* [EXERCISE GOAL]:
Write out the excerpt below on extracting persistence pairs from the reduced matrix in full, word for word, with its code and formulas unchanged.

* [EXCERPT PROVIDED]:
▼
The reduced matrix provides all the information required for extracting the persistence pairs of $\Sigma^f$. We recall that each persistence pair is a pair of simplices representing two homology changes in the sublevel sets of function $f$, in particular a newborn cycle and the death of the same cycle. Persistence pairs are extracted using the algorithm extractPairs.

  function extractPairs(Matrix R)
  {
    bool paired[R.numColumn()]; //array of Booleans, set to false
    pair persPairs[]; //collection of pairs

    for(int j = R.numColumn(); j >= 0; j--)
    {
      if(paired[j]){
        //the persistence pair has already been processed
      }
      else if(low(j)!=0){
        //we have found a new persistence pair
        persPairs.push(i,j);
        paired[i]=true;
        paired[j]=true;
      }
      else{
        //we have found a cycle that is still alive
        persPairs.push(j,infinity);
      }
    }
    return pairs;
  }

The obtained persistence pairs are of two kinds:

$(i, j)$, if there exists $j$ such that $low(j)=i$;
$(i ,\infty)$, otherwise.
▲
* [RAW DATA]:
▼
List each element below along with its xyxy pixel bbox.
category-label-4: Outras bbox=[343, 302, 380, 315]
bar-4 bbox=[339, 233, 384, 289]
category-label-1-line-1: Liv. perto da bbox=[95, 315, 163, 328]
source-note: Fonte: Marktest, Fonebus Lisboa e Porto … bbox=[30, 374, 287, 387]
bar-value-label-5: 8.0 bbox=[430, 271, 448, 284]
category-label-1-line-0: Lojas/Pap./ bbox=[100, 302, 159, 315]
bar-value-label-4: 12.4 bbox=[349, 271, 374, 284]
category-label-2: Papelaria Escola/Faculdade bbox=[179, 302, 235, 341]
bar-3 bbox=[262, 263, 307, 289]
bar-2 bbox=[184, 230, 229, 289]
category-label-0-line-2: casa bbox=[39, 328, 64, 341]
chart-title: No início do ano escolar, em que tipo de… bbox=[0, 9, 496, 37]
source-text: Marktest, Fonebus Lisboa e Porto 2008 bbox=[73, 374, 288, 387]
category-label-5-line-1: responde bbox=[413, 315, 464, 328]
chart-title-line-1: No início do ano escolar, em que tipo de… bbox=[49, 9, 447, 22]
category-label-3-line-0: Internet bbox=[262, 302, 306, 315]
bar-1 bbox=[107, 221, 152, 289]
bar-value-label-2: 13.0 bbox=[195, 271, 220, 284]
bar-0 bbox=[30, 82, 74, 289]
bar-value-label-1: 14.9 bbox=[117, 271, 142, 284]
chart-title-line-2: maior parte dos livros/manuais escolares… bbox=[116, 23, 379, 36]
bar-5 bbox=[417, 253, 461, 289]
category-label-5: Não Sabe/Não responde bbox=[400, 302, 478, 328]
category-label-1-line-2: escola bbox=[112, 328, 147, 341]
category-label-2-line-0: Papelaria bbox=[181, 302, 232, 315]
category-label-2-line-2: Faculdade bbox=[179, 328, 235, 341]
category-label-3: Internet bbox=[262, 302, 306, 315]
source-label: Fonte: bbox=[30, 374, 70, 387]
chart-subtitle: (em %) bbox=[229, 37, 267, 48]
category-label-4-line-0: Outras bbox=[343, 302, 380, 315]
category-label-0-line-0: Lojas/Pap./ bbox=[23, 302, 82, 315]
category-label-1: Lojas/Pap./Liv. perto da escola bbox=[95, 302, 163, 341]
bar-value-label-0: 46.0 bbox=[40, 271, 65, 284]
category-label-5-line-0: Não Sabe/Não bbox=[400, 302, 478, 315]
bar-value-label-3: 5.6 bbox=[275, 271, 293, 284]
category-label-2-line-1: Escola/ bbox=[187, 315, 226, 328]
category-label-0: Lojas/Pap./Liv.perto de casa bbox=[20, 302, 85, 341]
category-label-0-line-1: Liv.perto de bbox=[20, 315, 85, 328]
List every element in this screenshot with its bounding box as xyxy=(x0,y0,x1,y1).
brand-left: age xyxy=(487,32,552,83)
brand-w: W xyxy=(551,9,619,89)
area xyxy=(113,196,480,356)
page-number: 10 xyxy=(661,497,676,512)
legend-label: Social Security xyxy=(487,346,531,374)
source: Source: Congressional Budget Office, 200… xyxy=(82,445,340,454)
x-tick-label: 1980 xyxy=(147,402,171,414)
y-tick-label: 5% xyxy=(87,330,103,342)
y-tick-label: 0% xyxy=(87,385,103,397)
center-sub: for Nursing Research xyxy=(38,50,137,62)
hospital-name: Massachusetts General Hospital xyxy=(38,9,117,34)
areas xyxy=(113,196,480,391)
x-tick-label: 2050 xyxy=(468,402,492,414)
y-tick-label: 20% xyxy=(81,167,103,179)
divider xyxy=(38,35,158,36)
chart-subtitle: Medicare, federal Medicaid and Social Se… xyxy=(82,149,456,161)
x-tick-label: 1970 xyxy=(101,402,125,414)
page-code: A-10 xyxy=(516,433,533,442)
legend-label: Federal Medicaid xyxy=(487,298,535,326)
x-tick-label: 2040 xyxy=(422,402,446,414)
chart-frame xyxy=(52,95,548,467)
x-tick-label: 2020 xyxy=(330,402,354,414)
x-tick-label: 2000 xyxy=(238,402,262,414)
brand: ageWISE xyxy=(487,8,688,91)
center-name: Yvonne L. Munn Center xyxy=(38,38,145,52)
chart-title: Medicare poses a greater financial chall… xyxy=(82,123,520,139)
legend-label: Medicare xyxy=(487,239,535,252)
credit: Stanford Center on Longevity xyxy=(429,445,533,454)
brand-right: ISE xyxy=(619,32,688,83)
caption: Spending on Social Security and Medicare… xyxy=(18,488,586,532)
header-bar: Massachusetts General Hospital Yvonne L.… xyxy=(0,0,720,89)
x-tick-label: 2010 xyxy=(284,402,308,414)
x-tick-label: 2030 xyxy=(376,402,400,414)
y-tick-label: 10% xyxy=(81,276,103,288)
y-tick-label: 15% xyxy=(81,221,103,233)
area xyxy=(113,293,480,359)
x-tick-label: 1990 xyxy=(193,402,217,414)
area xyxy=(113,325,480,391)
▲
▼
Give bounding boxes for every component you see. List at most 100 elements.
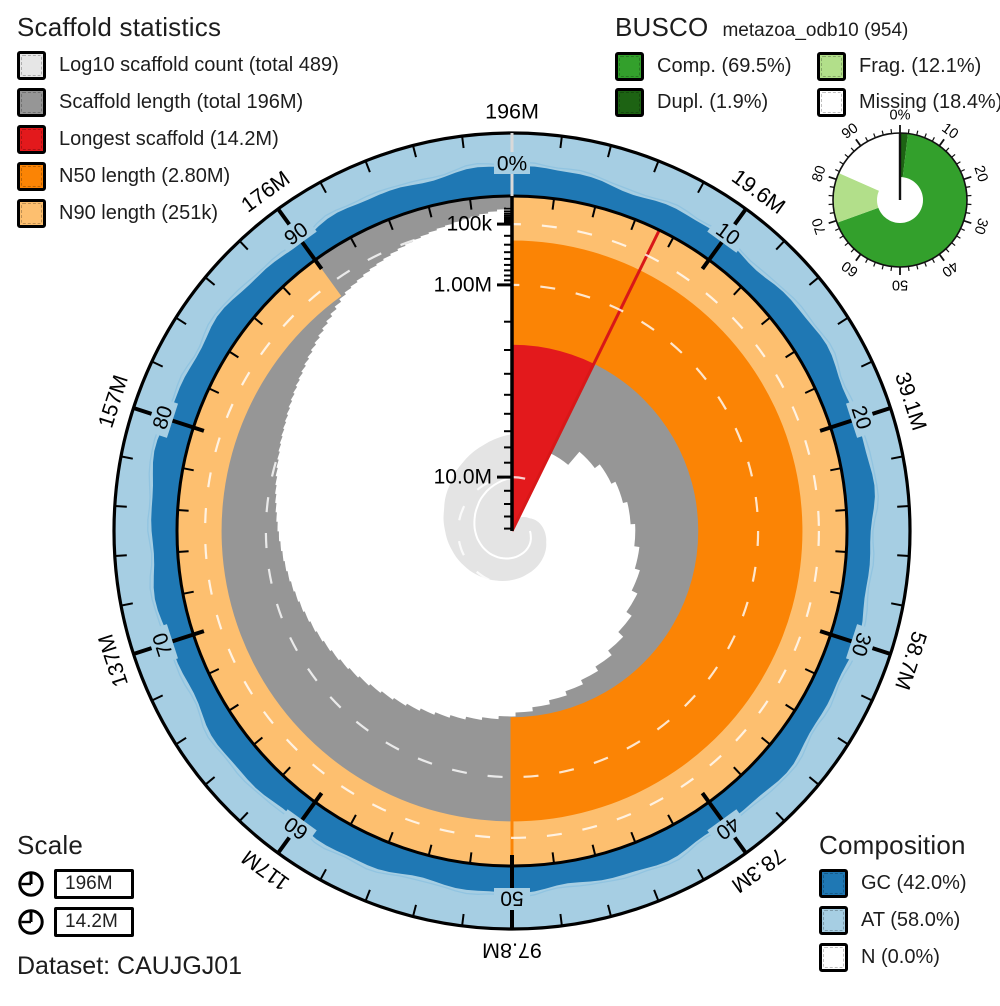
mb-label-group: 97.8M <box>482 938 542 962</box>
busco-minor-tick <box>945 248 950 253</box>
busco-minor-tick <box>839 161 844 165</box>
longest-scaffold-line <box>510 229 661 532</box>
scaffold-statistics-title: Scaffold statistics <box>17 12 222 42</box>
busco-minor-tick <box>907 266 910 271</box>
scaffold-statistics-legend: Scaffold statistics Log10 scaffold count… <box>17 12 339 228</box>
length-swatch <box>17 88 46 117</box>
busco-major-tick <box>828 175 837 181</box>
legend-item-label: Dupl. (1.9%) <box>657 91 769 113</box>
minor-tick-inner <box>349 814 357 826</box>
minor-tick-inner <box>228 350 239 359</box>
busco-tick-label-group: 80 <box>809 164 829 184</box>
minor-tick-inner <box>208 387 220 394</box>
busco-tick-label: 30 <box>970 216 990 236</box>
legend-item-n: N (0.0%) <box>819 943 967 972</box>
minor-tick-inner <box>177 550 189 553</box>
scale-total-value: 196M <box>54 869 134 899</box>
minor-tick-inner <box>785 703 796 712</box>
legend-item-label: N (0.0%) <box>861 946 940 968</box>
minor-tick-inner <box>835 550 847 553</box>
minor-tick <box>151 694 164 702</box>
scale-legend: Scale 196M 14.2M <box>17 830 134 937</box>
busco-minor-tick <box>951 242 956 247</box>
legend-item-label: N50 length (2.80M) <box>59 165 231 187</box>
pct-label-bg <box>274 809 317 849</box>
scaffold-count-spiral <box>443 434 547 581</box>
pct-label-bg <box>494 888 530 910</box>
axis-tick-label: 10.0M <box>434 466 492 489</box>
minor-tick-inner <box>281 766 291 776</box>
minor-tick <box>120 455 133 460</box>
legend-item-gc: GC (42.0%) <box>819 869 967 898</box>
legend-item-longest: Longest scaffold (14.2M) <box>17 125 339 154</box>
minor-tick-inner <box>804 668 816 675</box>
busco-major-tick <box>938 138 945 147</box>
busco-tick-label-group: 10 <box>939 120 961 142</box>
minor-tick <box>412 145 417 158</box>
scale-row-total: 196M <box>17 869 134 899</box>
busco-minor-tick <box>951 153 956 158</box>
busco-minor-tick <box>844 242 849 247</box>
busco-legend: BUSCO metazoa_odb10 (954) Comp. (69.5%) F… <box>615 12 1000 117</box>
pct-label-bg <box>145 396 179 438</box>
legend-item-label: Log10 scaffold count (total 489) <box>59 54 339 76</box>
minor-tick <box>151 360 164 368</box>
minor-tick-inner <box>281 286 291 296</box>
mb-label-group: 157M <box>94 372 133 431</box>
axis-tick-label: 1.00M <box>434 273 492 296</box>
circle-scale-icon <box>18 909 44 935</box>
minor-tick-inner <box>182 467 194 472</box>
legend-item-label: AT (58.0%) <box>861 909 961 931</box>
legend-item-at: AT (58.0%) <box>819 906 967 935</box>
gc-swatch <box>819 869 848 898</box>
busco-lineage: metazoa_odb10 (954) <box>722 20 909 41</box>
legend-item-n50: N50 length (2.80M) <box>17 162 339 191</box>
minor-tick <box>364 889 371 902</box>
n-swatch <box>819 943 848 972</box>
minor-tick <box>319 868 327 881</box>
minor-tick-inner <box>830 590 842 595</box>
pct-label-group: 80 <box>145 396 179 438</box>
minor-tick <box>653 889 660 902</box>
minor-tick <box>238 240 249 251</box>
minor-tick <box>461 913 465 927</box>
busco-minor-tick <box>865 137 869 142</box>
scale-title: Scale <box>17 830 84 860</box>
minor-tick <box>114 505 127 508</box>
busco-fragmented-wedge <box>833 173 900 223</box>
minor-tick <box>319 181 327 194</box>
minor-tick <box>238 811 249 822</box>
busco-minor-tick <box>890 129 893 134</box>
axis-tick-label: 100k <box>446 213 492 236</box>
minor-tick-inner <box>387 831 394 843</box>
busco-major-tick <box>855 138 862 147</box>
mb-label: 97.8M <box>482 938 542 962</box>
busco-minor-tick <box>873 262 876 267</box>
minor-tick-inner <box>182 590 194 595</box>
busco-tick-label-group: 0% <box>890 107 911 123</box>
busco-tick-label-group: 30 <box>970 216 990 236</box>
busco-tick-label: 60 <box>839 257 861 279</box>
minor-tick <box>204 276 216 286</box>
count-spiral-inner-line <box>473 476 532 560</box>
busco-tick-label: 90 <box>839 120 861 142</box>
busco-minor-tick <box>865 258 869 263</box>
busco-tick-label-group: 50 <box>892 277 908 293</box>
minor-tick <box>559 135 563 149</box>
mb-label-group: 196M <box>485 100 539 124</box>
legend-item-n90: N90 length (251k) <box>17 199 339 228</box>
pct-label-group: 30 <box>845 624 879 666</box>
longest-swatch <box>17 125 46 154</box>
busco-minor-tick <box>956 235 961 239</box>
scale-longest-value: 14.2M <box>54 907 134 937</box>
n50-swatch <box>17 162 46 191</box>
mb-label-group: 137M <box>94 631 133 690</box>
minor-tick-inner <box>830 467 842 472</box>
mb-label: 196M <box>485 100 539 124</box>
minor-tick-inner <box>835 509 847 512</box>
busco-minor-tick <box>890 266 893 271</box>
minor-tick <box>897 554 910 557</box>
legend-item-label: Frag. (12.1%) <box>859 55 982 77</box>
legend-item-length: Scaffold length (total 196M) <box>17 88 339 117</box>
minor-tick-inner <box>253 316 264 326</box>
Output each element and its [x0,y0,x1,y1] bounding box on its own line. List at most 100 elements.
▲
* [RESPONSE BELOW]:
The reduced matrix provides all the information required for extracting the persistence pairs of $\Sigma^f$. We recall that each persistence pair is a pair of simplices representing two homology changes in the sublevel sets of function $f$, in particular a newborn cycle and the death of the same cycle. Persistence pairs are extracted using the algorithm extractPairs.

  function extractPairs(Matrix R)
  {
    bool paired[R.numColumn()]; //array of Booleans, set to false
    pair persPairs[]; //collection of pairs

    for(int j = R.numColumn(); j >= 0; j--)
    {
      if(paired[j]){
        //the persistence pair has already been processed
      }
      else if(low(j)!=0){
        //we have found a new persistence pair
        persPairs.push(i,j);
        paired[i]=true;
        paired[j]=true;
      }
      else{
        //we have found a cycle that is still alive
        persPairs.push(j,infinity);
      }
    }
    return pairs;
  }

The obtained persistence pairs are of two kinds:

$(i, j)$, if there exists $j$ such that $low(j)=i$;
$(i ,\infty)$, otherwise.